* START Records to use *
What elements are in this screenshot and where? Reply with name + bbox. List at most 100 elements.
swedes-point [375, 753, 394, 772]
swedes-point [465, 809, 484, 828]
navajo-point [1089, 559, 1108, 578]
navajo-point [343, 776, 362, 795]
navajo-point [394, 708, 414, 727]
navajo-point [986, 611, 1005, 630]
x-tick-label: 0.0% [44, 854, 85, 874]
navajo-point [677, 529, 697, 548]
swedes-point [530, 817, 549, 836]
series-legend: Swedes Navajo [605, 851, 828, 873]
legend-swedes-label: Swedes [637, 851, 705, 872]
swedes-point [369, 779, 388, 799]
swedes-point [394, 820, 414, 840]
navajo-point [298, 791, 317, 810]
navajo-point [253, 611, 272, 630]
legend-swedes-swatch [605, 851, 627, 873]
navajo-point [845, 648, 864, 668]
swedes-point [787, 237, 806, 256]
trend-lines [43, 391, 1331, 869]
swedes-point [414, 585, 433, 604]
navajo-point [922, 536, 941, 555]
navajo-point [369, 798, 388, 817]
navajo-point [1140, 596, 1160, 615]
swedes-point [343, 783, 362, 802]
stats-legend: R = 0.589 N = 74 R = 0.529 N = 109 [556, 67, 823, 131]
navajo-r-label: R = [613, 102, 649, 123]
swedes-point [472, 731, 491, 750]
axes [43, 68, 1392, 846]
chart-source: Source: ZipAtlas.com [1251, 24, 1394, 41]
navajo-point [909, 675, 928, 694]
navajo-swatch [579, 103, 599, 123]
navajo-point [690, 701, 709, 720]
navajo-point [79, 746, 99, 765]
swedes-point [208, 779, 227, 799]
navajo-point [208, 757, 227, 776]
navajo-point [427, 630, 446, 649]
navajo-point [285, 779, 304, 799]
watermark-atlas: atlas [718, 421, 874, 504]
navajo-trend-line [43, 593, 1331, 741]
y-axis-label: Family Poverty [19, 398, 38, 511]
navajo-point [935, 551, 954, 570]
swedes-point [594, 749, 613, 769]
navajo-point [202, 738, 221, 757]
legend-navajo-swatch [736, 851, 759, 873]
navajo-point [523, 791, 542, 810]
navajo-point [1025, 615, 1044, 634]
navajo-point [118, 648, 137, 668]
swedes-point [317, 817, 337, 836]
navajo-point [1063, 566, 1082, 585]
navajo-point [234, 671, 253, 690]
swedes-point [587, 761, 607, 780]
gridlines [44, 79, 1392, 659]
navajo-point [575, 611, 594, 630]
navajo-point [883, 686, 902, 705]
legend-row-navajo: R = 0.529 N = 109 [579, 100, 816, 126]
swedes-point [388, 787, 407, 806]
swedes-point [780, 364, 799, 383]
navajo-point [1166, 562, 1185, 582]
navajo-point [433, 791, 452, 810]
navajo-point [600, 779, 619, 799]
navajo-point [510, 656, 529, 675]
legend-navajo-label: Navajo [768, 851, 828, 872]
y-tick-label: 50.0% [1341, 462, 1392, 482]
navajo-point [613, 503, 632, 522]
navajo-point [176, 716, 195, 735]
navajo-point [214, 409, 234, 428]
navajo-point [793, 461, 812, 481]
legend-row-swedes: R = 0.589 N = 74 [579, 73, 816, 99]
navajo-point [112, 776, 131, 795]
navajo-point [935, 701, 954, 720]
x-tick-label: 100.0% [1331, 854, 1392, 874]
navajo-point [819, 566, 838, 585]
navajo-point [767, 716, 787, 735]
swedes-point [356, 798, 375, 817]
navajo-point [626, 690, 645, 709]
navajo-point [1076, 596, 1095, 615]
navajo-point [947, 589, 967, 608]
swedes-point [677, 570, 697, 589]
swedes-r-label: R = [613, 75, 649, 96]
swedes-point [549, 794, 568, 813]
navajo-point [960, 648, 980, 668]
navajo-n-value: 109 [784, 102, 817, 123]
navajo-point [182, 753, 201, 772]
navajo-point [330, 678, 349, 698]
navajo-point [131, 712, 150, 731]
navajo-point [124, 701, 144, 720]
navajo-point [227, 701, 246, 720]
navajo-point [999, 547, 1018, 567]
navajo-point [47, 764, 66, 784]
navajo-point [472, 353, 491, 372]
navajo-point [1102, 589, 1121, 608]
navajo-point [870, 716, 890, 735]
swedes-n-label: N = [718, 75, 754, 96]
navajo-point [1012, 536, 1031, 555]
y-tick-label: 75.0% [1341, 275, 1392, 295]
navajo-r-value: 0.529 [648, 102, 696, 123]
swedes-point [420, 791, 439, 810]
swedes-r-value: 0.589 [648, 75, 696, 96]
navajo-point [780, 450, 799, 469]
* END Records to use *
Work required:
Rewrite all of the entries above with every "navajo-point" changed to "navajo-marker" and nothing else altered.

Exercise response:
What elements are in this screenshot and where? Reply with name + bbox. List at most 100 elements.
swedes-point [375, 753, 394, 772]
swedes-point [465, 809, 484, 828]
navajo-marker [1089, 559, 1108, 578]
navajo-marker [343, 776, 362, 795]
navajo-marker [394, 708, 414, 727]
navajo-marker [986, 611, 1005, 630]
x-tick-label: 0.0% [44, 854, 85, 874]
navajo-marker [677, 529, 697, 548]
swedes-point [530, 817, 549, 836]
series-legend: Swedes Navajo [605, 851, 828, 873]
legend-swedes-label: Swedes [637, 851, 705, 872]
swedes-point [369, 779, 388, 799]
swedes-point [394, 820, 414, 840]
navajo-marker [298, 791, 317, 810]
navajo-marker [253, 611, 272, 630]
legend-swedes-swatch [605, 851, 627, 873]
navajo-marker [845, 648, 864, 668]
swedes-point [787, 237, 806, 256]
trend-lines [43, 391, 1331, 869]
swedes-point [414, 585, 433, 604]
navajo-marker [922, 536, 941, 555]
navajo-marker [369, 798, 388, 817]
navajo-marker [1140, 596, 1160, 615]
swedes-point [343, 783, 362, 802]
stats-legend: R = 0.589 N = 74 R = 0.529 N = 109 [556, 67, 823, 131]
navajo-r-label: R = [613, 102, 649, 123]
swedes-point [472, 731, 491, 750]
axes [43, 68, 1392, 846]
chart-source: Source: ZipAtlas.com [1251, 24, 1394, 41]
navajo-marker [909, 675, 928, 694]
navajo-swatch [579, 103, 599, 123]
navajo-marker [690, 701, 709, 720]
navajo-marker [79, 746, 99, 765]
swedes-point [208, 779, 227, 799]
navajo-marker [208, 757, 227, 776]
navajo-marker [427, 630, 446, 649]
navajo-marker [285, 779, 304, 799]
watermark-atlas: atlas [718, 421, 874, 504]
navajo-trend-line [43, 593, 1331, 741]
y-axis-label: Family Poverty [19, 398, 38, 511]
navajo-marker [935, 551, 954, 570]
swedes-point [594, 749, 613, 769]
navajo-marker [202, 738, 221, 757]
legend-navajo-swatch [736, 851, 759, 873]
navajo-marker [523, 791, 542, 810]
navajo-marker [1025, 615, 1044, 634]
navajo-marker [118, 648, 137, 668]
swedes-point [317, 817, 337, 836]
navajo-marker [1063, 566, 1082, 585]
navajo-marker [234, 671, 253, 690]
swedes-point [587, 761, 607, 780]
gridlines [44, 79, 1392, 659]
navajo-marker [575, 611, 594, 630]
navajo-marker [883, 686, 902, 705]
legend-row-navajo: R = 0.529 N = 109 [579, 100, 816, 126]
swedes-point [388, 787, 407, 806]
swedes-point [780, 364, 799, 383]
navajo-marker [1166, 562, 1185, 582]
navajo-marker [433, 791, 452, 810]
navajo-marker [600, 779, 619, 799]
navajo-marker [510, 656, 529, 675]
legend-navajo-label: Navajo [768, 851, 828, 872]
y-tick-label: 50.0% [1341, 462, 1392, 482]
navajo-marker [613, 503, 632, 522]
navajo-marker [176, 716, 195, 735]
navajo-marker [214, 409, 234, 428]
navajo-marker [793, 461, 812, 481]
legend-row-swedes: R = 0.589 N = 74 [579, 73, 816, 99]
navajo-marker [112, 776, 131, 795]
navajo-marker [935, 701, 954, 720]
x-tick-label: 100.0% [1331, 854, 1392, 874]
navajo-marker [819, 566, 838, 585]
navajo-marker [767, 716, 787, 735]
swedes-point [356, 798, 375, 817]
navajo-marker [626, 690, 645, 709]
navajo-marker [1076, 596, 1095, 615]
navajo-marker [947, 589, 967, 608]
swedes-point [677, 570, 697, 589]
swedes-r-label: R = [613, 75, 649, 96]
swedes-point [549, 794, 568, 813]
navajo-marker [960, 648, 980, 668]
navajo-n-value: 109 [784, 102, 817, 123]
navajo-marker [182, 753, 201, 772]
navajo-marker [330, 678, 349, 698]
navajo-marker [131, 712, 150, 731]
navajo-marker [124, 701, 144, 720]
navajo-marker [227, 701, 246, 720]
navajo-marker [999, 547, 1018, 567]
navajo-marker [47, 764, 66, 784]
navajo-marker [472, 353, 491, 372]
navajo-marker [1102, 589, 1121, 608]
navajo-marker [870, 716, 890, 735]
swedes-n-label: N = [718, 75, 754, 96]
navajo-marker [1012, 536, 1031, 555]
y-tick-label: 75.0% [1341, 275, 1392, 295]
navajo-r-value: 0.529 [648, 102, 696, 123]
swedes-point [420, 791, 439, 810]
swedes-r-value: 0.589 [648, 75, 696, 96]
navajo-marker [780, 450, 799, 469]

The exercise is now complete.